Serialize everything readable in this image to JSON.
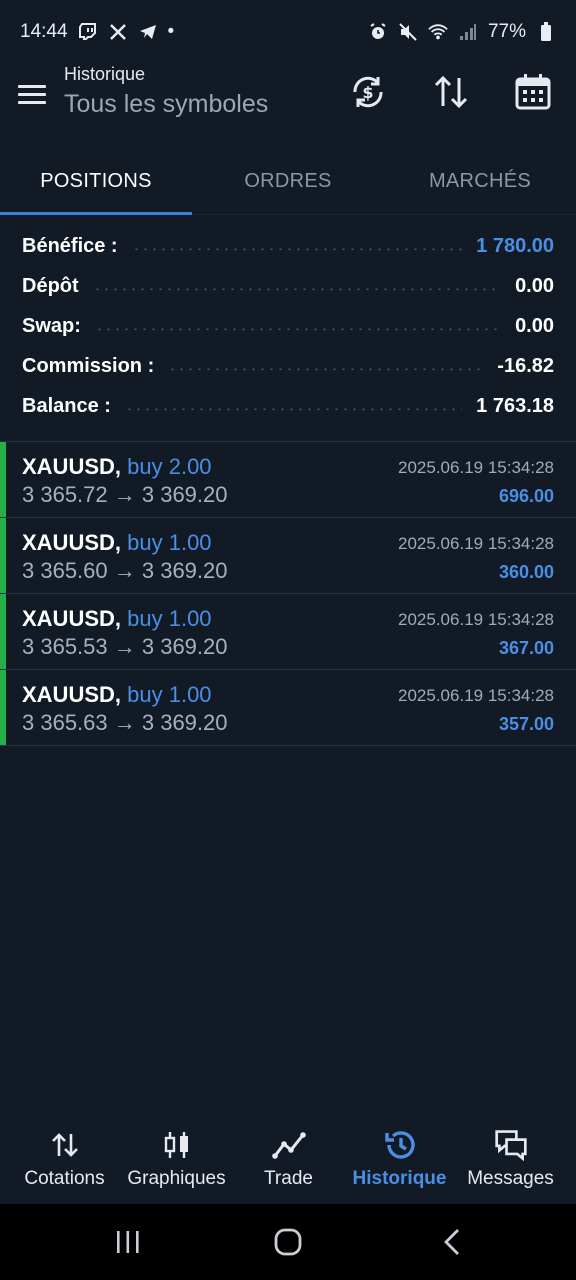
{
  "status_bar": {
    "time": "14:44",
    "battery": "77%",
    "dot": "•"
  },
  "header": {
    "title": "Historique",
    "subtitle": "Tous les symboles"
  },
  "tabs": [
    {
      "label": "POSITIONS",
      "active": true
    },
    {
      "label": "ORDRES",
      "active": false
    },
    {
      "label": "MARCHÉS",
      "active": false
    }
  ],
  "summary": [
    {
      "label": "Bénéfice :",
      "value": "1 780.00",
      "highlight": true
    },
    {
      "label": "Dépôt",
      "value": "0.00",
      "highlight": false
    },
    {
      "label": "Swap:",
      "value": "0.00",
      "highlight": false
    },
    {
      "label": "Commission :",
      "value": "-16.82",
      "highlight": false
    },
    {
      "label": "Balance :",
      "value": "1 763.18",
      "highlight": false
    }
  ],
  "trades": [
    {
      "symbol": "XAUUSD,",
      "side": "buy 2.00",
      "prices": "3 365.72 → 3 369.20",
      "time": "2025.06.19 15:34:28",
      "profit": "696.00"
    },
    {
      "symbol": "XAUUSD,",
      "side": "buy 1.00",
      "prices": "3 365.60 → 3 369.20",
      "time": "2025.06.19 15:34:28",
      "profit": "360.00"
    },
    {
      "symbol": "XAUUSD,",
      "side": "buy 1.00",
      "prices": "3 365.53 → 3 369.20",
      "time": "2025.06.19 15:34:28",
      "profit": "367.00"
    },
    {
      "symbol": "XAUUSD,",
      "side": "buy 1.00",
      "prices": "3 365.63 → 3 369.20",
      "time": "2025.06.19 15:34:28",
      "profit": "357.00"
    }
  ],
  "bottom_nav": [
    {
      "label": "Cotations",
      "icon": "quotes-icon",
      "active": false
    },
    {
      "label": "Graphiques",
      "icon": "chart-icon",
      "active": false
    },
    {
      "label": "Trade",
      "icon": "trade-icon",
      "active": false
    },
    {
      "label": "Historique",
      "icon": "history-icon",
      "active": true
    },
    {
      "label": "Messages",
      "icon": "messages-icon",
      "active": false
    }
  ],
  "colors": {
    "background": "#121a26",
    "accent": "#4a8fe6",
    "buy_bar": "#26b04a"
  }
}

Directions for this task: The records above are to be quoted exactly, with all pictures left out.

Solution for this problem:
Serialize everything readable in this image to JSON.
{
  "status_bar": {
    "time": "14:44",
    "battery": "77%",
    "dot": "•"
  },
  "header": {
    "title": "Historique",
    "subtitle": "Tous les symboles"
  },
  "tabs": [
    {
      "label": "POSITIONS",
      "active": true
    },
    {
      "label": "ORDRES",
      "active": false
    },
    {
      "label": "MARCHÉS",
      "active": false
    }
  ],
  "summary": [
    {
      "label": "Bénéfice :",
      "value": "1 780.00",
      "highlight": true
    },
    {
      "label": "Dépôt",
      "value": "0.00",
      "highlight": false
    },
    {
      "label": "Swap:",
      "value": "0.00",
      "highlight": false
    },
    {
      "label": "Commission :",
      "value": "-16.82",
      "highlight": false
    },
    {
      "label": "Balance :",
      "value": "1 763.18",
      "highlight": false
    }
  ],
  "trades": [
    {
      "symbol": "XAUUSD,",
      "side": "buy 2.00",
      "prices": "3 365.72 → 3 369.20",
      "time": "2025.06.19 15:34:28",
      "profit": "696.00"
    },
    {
      "symbol": "XAUUSD,",
      "side": "buy 1.00",
      "prices": "3 365.60 → 3 369.20",
      "time": "2025.06.19 15:34:28",
      "profit": "360.00"
    },
    {
      "symbol": "XAUUSD,",
      "side": "buy 1.00",
      "prices": "3 365.53 → 3 369.20",
      "time": "2025.06.19 15:34:28",
      "profit": "367.00"
    },
    {
      "symbol": "XAUUSD,",
      "side": "buy 1.00",
      "prices": "3 365.63 → 3 369.20",
      "time": "2025.06.19 15:34:28",
      "profit": "357.00"
    }
  ],
  "bottom_nav": [
    {
      "label": "Cotations",
      "icon": "quotes-icon",
      "active": false
    },
    {
      "label": "Graphiques",
      "icon": "chart-icon",
      "active": false
    },
    {
      "label": "Trade",
      "icon": "trade-icon",
      "active": false
    },
    {
      "label": "Historique",
      "icon": "history-icon",
      "active": true
    },
    {
      "label": "Messages",
      "icon": "messages-icon",
      "active": false
    }
  ],
  "colors": {
    "background": "#121a26",
    "accent": "#4a8fe6",
    "buy_bar": "#26b04a"
  }
}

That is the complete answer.